Set down all of the data exactly as it appears.

##############################

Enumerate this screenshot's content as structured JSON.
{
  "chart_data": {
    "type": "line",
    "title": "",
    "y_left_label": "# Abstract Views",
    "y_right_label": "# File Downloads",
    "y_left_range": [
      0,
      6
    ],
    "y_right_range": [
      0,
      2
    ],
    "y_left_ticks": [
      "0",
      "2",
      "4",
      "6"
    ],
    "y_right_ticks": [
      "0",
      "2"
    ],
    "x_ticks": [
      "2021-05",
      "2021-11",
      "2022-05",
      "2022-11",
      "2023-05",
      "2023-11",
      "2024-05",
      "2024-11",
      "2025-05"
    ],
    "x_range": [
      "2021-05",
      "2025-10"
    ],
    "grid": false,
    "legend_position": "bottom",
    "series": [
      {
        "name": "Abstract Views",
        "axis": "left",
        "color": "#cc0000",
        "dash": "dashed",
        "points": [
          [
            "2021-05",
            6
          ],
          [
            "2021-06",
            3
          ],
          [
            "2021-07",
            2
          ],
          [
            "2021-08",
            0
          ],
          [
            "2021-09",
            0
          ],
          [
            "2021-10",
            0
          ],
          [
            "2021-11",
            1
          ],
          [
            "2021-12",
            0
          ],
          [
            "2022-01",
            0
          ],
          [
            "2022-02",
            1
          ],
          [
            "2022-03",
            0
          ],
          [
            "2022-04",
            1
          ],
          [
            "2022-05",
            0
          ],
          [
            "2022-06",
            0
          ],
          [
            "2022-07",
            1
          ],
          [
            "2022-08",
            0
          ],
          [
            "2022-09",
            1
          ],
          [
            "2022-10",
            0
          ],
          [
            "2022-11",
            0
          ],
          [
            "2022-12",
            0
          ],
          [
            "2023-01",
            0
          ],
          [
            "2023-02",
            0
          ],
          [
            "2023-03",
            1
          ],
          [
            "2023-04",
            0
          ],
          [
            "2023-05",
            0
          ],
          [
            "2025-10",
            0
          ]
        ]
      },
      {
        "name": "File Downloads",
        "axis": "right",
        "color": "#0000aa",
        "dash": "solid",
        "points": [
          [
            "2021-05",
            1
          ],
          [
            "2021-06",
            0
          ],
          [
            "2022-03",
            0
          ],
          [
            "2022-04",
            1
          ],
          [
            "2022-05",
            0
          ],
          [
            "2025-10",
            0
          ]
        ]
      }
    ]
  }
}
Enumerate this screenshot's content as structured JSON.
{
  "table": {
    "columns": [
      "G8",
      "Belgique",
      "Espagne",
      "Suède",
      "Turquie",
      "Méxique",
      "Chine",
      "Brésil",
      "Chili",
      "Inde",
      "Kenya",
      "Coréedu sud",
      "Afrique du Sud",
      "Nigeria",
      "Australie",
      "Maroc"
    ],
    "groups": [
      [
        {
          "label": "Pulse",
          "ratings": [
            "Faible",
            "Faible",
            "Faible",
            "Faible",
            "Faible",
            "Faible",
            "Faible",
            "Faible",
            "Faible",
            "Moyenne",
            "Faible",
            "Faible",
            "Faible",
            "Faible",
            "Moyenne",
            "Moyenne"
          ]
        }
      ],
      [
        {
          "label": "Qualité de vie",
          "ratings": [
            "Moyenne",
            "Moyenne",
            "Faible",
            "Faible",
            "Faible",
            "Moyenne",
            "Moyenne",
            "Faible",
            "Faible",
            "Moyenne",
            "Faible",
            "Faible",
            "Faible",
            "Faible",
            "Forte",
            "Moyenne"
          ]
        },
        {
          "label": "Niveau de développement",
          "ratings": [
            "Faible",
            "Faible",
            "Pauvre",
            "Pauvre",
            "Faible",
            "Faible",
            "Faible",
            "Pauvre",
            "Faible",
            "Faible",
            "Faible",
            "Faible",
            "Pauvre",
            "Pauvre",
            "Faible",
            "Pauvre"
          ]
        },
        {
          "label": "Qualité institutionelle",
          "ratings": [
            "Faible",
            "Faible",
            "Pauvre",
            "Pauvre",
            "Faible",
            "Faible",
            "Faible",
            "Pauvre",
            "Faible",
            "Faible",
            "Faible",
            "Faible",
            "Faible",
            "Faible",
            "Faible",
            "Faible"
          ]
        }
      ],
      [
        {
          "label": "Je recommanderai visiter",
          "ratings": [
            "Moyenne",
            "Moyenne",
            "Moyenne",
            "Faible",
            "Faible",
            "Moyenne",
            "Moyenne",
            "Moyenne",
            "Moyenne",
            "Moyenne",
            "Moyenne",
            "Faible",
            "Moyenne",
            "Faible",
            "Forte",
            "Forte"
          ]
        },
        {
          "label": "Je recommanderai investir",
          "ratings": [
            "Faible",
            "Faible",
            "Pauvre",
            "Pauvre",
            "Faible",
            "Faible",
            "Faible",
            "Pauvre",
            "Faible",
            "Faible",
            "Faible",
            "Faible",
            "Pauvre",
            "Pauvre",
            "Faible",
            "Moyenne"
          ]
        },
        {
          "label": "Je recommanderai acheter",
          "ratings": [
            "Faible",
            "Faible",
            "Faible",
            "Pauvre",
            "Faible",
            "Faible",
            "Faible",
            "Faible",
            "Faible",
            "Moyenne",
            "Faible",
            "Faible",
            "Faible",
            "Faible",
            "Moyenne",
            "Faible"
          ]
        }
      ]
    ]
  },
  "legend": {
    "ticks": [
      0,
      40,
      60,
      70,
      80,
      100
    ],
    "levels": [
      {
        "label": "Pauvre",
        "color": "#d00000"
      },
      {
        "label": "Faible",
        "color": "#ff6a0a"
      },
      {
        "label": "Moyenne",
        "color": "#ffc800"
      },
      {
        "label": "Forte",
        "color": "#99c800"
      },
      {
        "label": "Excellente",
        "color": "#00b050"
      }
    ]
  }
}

##############################

RESULT FOR THIS EXERCISE:
Enumerate this screenshot's content as structured JSON.
{
  "chart_data": {
    "type": "line",
    "title": "",
    "y_left_label": "# Abstract Views",
    "y_right_label": "# File Downloads",
    "y_left_range": [
      0,
      6
    ],
    "y_right_range": [
      0,
      2
    ],
    "y_left_ticks": [
      "0",
      "2",
      "4",
      "6"
    ],
    "y_right_ticks": [
      "0",
      "2"
    ],
    "x_ticks": [
      "2021-05",
      "2021-11",
      "2022-05",
      "2022-11",
      "2023-05",
      "2023-11",
      "2024-05",
      "2024-11",
      "2025-05"
    ],
    "x_range": [
      "2021-05",
      "2025-10"
    ],
    "grid": false,
    "legend_position": "bottom",
    "series": [
      {
        "name": "Abstract Views",
        "axis": "left",
        "color": "#cc0000",
        "dash": "dashed",
        "points": [
          [
            "2021-05",
            6
          ],
          [
            "2021-06",
            3
          ],
          [
            "2021-07",
            2
          ],
          [
            "2021-08",
            0
          ],
          [
            "2021-09",
            0
          ],
          [
            "2021-10",
            0
          ],
          [
            "2021-11",
            1
          ],
          [
            "2021-12",
            0
          ],
          [
            "2022-01",
            0
          ],
          [
            "2022-02",
            1
          ],
          [
            "2022-03",
            0
          ],
          [
            "2022-04",
            1
          ],
          [
            "2022-05",
            0
          ],
          [
            "2022-06",
            0
          ],
          [
            "2022-07",
            1
          ],
          [
            "2022-08",
            0
          ],
          [
            "2022-09",
            1
          ],
          [
            "2022-10",
            0
          ],
          [
            "2022-11",
            0
          ],
          [
            "2022-12",
            0
          ],
          [
            "2023-01",
            0
          ],
          [
            "2023-02",
            0
          ],
          [
            "2023-03",
            1
          ],
          [
            "2023-04",
            0
          ],
          [
            "2023-05",
            0
          ],
          [
            "2025-10",
            0
          ]
        ]
      },
      {
        "name": "File Downloads",
        "axis": "right",
        "color": "#0000aa",
        "dash": "solid",
        "points": [
          [
            "2021-05",
            1
          ],
          [
            "2021-06",
            0
          ],
          [
            "2022-03",
            0
          ],
          [
            "2022-04",
            1
          ],
          [
            "2022-05",
            0
          ],
          [
            "2025-10",
            0
          ]
        ]
      }
    ]
  }
}
Enumerate this screenshot's content as structured JSON.
{
  "table": {
    "columns": [
      "G8",
      "Belgique",
      "Espagne",
      "Suède",
      "Turquie",
      "Méxique",
      "Chine",
      "Brésil",
      "Chili",
      "Inde",
      "Kenya",
      "Coréedu sud",
      "Afrique du Sud",
      "Nigeria",
      "Australie",
      "Maroc"
    ],
    "groups": [
      [
        {
          "label": "Pulse",
          "ratings": [
            "Faible",
            "Faible",
            "Faible",
            "Faible",
            "Faible",
            "Faible",
            "Faible",
            "Faible",
            "Faible",
            "Moyenne",
            "Faible",
            "Faible",
            "Faible",
            "Faible",
            "Moyenne",
            "Moyenne"
          ]
        }
      ],
      [
        {
          "label": "Qualité de vie",
          "ratings": [
            "Moyenne",
            "Moyenne",
            "Faible",
            "Faible",
            "Faible",
            "Moyenne",
            "Moyenne",
            "Faible",
            "Faible",
            "Moyenne",
            "Faible",
            "Faible",
            "Faible",
            "Faible",
            "Forte",
            "Moyenne"
          ]
        },
        {
          "label": "Niveau de développement",
          "ratings": [
            "Faible",
            "Faible",
            "Pauvre",
            "Pauvre",
            "Faible",
            "Faible",
            "Faible",
            "Pauvre",
            "Faible",
            "Faible",
            "Faible",
            "Faible",
            "Pauvre",
            "Pauvre",
            "Faible",
            "Pauvre"
          ]
        },
        {
          "label": "Qualité institutionelle",
          "ratings": [
            "Faible",
            "Faible",
            "Pauvre",
            "Pauvre",
            "Faible",
            "Faible",
            "Faible",
            "Pauvre",
            "Faible",
            "Faible",
            "Faible",
            "Faible",
            "Faible",
            "Faible",
            "Faible",
            "Faible"
          ]
        }
      ],
      [
        {
          "label": "Je recommanderai visiter",
          "ratings": [
            "Moyenne",
            "Moyenne",
            "Moyenne",
            "Faible",
            "Faible",
            "Moyenne",
            "Moyenne",
            "Moyenne",
            "Moyenne",
            "Moyenne",
            "Moyenne",
            "Faible",
            "Moyenne",
            "Faible",
            "Forte",
            "Forte"
          ]
        },
        {
          "label": "Je recommanderai investir",
          "ratings": [
            "Faible",
            "Faible",
            "Pauvre",
            "Pauvre",
            "Faible",
            "Faible",
            "Faible",
            "Pauvre",
            "Faible",
            "Faible",
            "Faible",
            "Faible",
            "Pauvre",
            "Pauvre",
            "Faible",
            "Moyenne"
          ]
        },
        {
          "label": "Je recommanderai acheter",
          "ratings": [
            "Faible",
            "Faible",
            "Faible",
            "Pauvre",
            "Faible",
            "Faible",
            "Faible",
            "Faible",
            "Faible",
            "Moyenne",
            "Faible",
            "Faible",
            "Faible",
            "Faible",
            "Moyenne",
            "Faible"
          ]
        }
      ]
    ]
  },
  "legend": {
    "ticks": [
      0,
      40,
      60,
      70,
      80,
      100
    ],
    "levels": [
      {
        "label": "Pauvre",
        "color": "#d00000"
      },
      {
        "label": "Faible",
        "color": "#ff6a0a"
      },
      {
        "label": "Moyenne",
        "color": "#ffc800"
      },
      {
        "label": "Forte",
        "color": "#99c800"
      },
      {
        "label": "Excellente",
        "color": "#00b050"
      }
    ]
  }
}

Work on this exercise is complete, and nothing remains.